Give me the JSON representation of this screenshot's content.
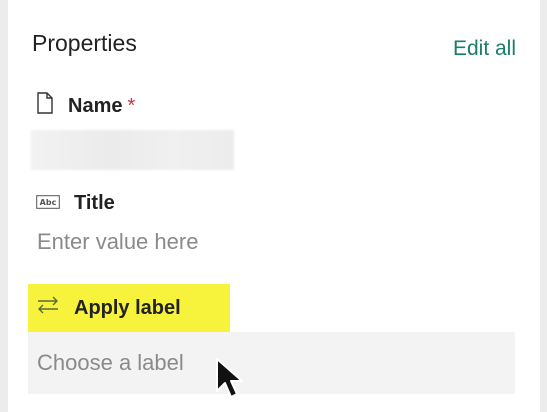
{
  "panel": {
    "title": "Properties",
    "edit_all_label": "Edit all"
  },
  "fields": {
    "name": {
      "icon": "document-icon",
      "label": "Name",
      "required_marker": "*"
    },
    "title": {
      "icon": "text-field-icon",
      "icon_text": "Abc",
      "label": "Title",
      "placeholder": "Enter value here"
    },
    "apply_label": {
      "icon": "swap-arrows-icon",
      "label": "Apply label",
      "placeholder": "Choose a label",
      "highlight_color": "#f7f33c"
    }
  },
  "colors": {
    "accent": "#1a7d6b",
    "required": "#c4314b"
  }
}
________________________________________
Task details: Replicate the material above verbatim; images stay out of the copy.

Task result:
Give me the JSON representation of this screenshot's content.
{
  "panel": {
    "title": "Properties",
    "edit_all_label": "Edit all"
  },
  "fields": {
    "name": {
      "icon": "document-icon",
      "label": "Name",
      "required_marker": "*"
    },
    "title": {
      "icon": "text-field-icon",
      "icon_text": "Abc",
      "label": "Title",
      "placeholder": "Enter value here"
    },
    "apply_label": {
      "icon": "swap-arrows-icon",
      "label": "Apply label",
      "placeholder": "Choose a label",
      "highlight_color": "#f7f33c"
    }
  },
  "colors": {
    "accent": "#1a7d6b",
    "required": "#c4314b"
  }
}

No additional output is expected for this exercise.